(Dataset listings of figures)

--- Begin ---

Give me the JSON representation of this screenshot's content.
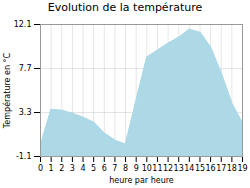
{
  "chart_data": {
    "type": "area",
    "title": "Evolution de la température",
    "xlabel": "heure par heure",
    "ylabel": "Température en °C",
    "x": [
      0,
      1,
      2,
      3,
      4,
      5,
      6,
      7,
      8,
      9,
      10,
      11,
      12,
      13,
      14,
      15,
      16,
      17,
      18,
      19
    ],
    "values": [
      0.0,
      3.6,
      3.5,
      3.2,
      2.8,
      2.3,
      1.2,
      0.5,
      0.1,
      4.5,
      8.8,
      9.5,
      10.2,
      10.8,
      11.6,
      11.3,
      9.8,
      7.2,
      4.2,
      2.2
    ],
    "color": "#add8e6",
    "xlim": [
      0,
      19
    ],
    "xticks": [
      0,
      1,
      2,
      3,
      4,
      5,
      6,
      7,
      8,
      9,
      10,
      11,
      12,
      13,
      14,
      15,
      16,
      17,
      18,
      19
    ],
    "ylim": [
      -1.1,
      12.1
    ],
    "yticks": [
      -1.1,
      3.3,
      7.7,
      12.1
    ],
    "grid": true
  }
}
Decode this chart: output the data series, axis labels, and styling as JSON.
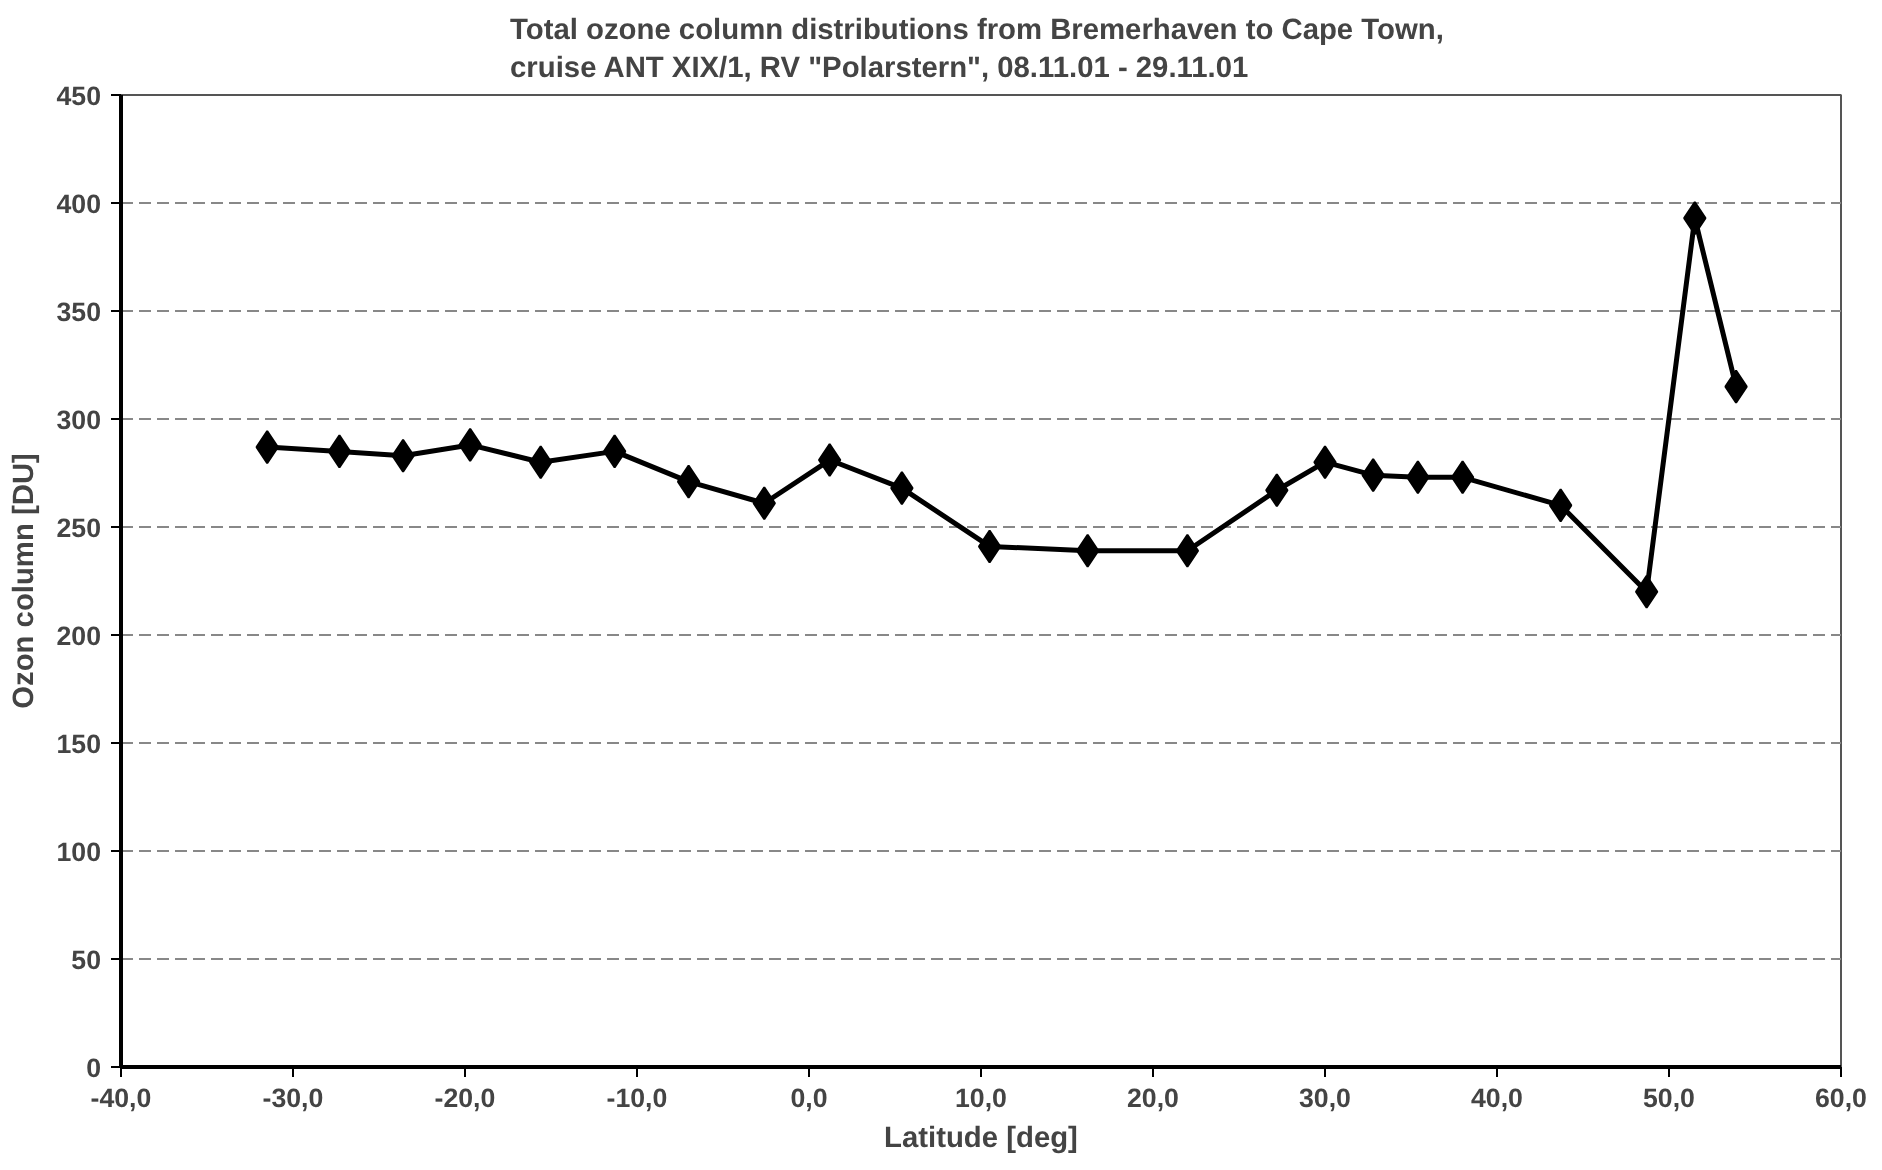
{
  "chart_data": {
    "type": "line",
    "title": "Total ozone  column distributions from Bremerhaven to Cape Town,\ncruise ANT XIX/1, RV \"Polarstern\", 08.11.01 - 29.11.01",
    "xlabel": "Latitude [deg]",
    "ylabel": "Ozon column [DU]",
    "x": [
      -31.5,
      -27.3,
      -23.6,
      -19.7,
      -15.6,
      -11.3,
      -7.0,
      -2.6,
      1.2,
      5.4,
      10.5,
      16.2,
      22.0,
      27.2,
      30.0,
      32.8,
      35.4,
      38.0,
      43.7,
      48.7,
      51.5,
      53.9
    ],
    "series": [
      {
        "color": "#000000",
        "values": [
          287,
          285,
          283,
          288,
          280,
          285,
          271,
          261,
          281,
          268,
          241,
          239,
          239,
          267,
          280,
          274,
          273,
          273,
          260,
          220,
          393,
          315
        ]
      }
    ],
    "xlim": [
      -40,
      60
    ],
    "ylim": [
      0,
      450
    ],
    "xticks": [
      {
        "value": -40,
        "label": "-40,0"
      },
      {
        "value": -30,
        "label": "-30,0"
      },
      {
        "value": -20,
        "label": "-20,0"
      },
      {
        "value": -10,
        "label": "-10,0"
      },
      {
        "value": 0,
        "label": "0,0"
      },
      {
        "value": 10,
        "label": "10,0"
      },
      {
        "value": 20,
        "label": "20,0"
      },
      {
        "value": 30,
        "label": "30,0"
      },
      {
        "value": 40,
        "label": "40,0"
      },
      {
        "value": 50,
        "label": "50,0"
      },
      {
        "value": 60,
        "label": "60,0"
      }
    ],
    "yticks": [
      0,
      50,
      100,
      150,
      200,
      250,
      300,
      350,
      400,
      450
    ],
    "grid": "y",
    "marker": "diamond",
    "line_style": "solid"
  }
}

--- End ---

### WHAT YOU WILL DO
Return the number of lines that include the word "ylabel", and nothing else.

### FULL RESPONSE
2